Records shown:
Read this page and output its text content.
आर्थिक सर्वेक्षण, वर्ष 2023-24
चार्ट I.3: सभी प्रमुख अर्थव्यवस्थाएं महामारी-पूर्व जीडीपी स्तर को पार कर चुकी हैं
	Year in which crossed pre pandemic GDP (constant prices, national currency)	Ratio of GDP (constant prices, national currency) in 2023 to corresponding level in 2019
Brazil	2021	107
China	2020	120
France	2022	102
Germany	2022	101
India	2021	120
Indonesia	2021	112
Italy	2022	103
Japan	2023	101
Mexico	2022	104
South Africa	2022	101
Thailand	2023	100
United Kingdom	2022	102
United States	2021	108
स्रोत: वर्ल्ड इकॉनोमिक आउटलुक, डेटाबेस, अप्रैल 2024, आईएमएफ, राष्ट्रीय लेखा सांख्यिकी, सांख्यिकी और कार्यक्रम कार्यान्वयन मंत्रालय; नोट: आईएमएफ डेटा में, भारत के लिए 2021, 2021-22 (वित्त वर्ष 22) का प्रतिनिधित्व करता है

Stated task: Repeat the whole listing exactly, keeping every line intact.

Exercise output:
Read this page and output its text content.
आर्थिक सर्वेक्षण, वर्ष 2023-24
चार्ट I.3: सभी प्रमुख अर्थव्यवस्थाएं महामारी-पूर्व जीडीपी स्तर को पार कर चुकी हैं
	Year in which crossed pre pandemic GDP (constant prices, national currency)	Ratio of GDP (constant prices, national currency) in 2023 to corresponding level in 2019
Brazil	2021	107
China	2020	120
France	2022	102
Germany	2022	101
India	2021	120
Indonesia	2021	112
Italy	2022	103
Japan	2023	101
Mexico	2022	104
South Africa	2022	101
Thailand	2023	100
United Kingdom	2022	102
United States	2021	108
स्रोत: वर्ल्ड इकॉनोमिक आउटलुक, डेटाबेस, अप्रैल 2024, आईएमएफ, राष्ट्रीय लेखा सांख्यिकी, सांख्यिकी और कार्यक्रम कार्यान्वयन मंत्रालय; नोट: आईएमएफ डेटा में, भारत के लिए 2021, 2021-22 (वित्त वर्ष 22) का प्रतिनिधित्व करता है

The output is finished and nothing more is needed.